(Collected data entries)
>> Begin

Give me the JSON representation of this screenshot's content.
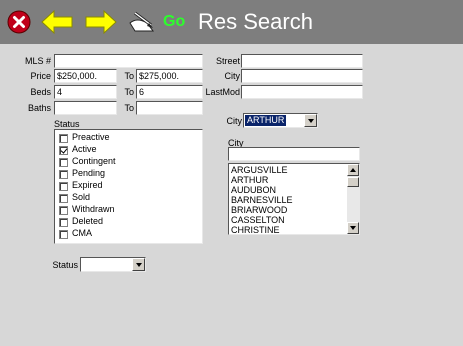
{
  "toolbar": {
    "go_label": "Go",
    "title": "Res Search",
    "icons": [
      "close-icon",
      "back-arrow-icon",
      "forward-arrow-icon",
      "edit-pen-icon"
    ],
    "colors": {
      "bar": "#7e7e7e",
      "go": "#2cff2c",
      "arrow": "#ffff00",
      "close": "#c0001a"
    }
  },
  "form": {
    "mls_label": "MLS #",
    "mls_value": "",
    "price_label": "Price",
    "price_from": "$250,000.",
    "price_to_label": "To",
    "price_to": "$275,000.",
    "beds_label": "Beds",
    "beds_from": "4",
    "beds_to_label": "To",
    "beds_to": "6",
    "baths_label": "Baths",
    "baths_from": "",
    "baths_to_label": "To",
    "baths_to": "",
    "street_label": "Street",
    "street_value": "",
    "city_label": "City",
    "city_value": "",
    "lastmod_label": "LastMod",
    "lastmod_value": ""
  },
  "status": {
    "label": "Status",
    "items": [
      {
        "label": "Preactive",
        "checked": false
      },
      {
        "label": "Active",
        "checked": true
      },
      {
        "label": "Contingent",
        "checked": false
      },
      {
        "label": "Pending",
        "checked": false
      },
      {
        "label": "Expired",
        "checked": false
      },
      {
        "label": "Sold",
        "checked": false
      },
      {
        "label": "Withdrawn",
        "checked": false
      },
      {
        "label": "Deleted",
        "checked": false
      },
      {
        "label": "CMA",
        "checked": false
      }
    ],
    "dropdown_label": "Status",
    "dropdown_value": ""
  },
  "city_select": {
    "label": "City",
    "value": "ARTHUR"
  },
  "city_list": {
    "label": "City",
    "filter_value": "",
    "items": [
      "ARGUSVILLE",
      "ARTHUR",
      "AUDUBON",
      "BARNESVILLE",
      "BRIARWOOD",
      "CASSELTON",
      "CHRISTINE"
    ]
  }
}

>> End
>> Begin

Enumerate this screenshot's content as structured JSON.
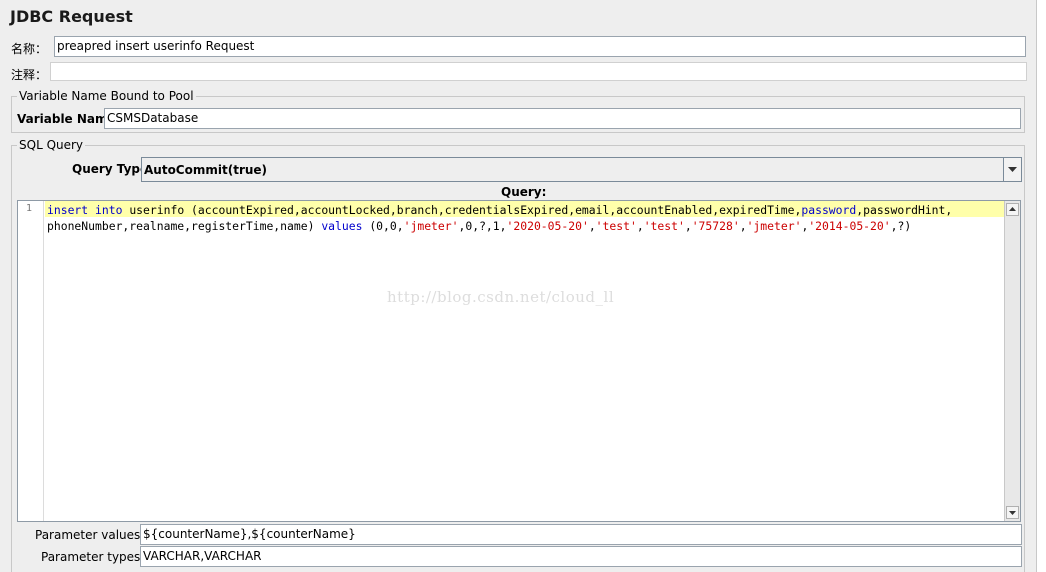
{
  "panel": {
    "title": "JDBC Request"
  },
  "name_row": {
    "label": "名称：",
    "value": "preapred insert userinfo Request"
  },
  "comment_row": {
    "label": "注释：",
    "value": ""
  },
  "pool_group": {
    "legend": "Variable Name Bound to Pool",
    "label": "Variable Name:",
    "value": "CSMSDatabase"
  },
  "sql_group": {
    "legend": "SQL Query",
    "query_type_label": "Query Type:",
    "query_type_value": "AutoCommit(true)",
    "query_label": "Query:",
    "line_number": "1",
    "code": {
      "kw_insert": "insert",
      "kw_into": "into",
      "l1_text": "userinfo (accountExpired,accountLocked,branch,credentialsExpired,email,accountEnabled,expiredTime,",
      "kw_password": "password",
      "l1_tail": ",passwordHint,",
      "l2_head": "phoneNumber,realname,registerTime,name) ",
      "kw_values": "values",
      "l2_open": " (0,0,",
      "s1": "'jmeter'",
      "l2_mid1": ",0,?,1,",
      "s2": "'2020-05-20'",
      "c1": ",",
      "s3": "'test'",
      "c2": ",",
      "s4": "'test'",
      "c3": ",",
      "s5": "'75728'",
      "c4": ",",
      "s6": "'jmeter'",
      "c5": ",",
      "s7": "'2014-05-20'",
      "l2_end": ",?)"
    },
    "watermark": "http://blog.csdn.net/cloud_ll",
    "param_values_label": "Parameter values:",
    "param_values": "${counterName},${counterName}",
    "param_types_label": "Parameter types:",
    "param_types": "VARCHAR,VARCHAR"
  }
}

>> End

### GIVEN REQUEST
Copy out each line of the entries that holds "Variable".

### RESULT BELOW
    "legend": "Variable Name Bound to Pool",
    "label": "Variable Name:",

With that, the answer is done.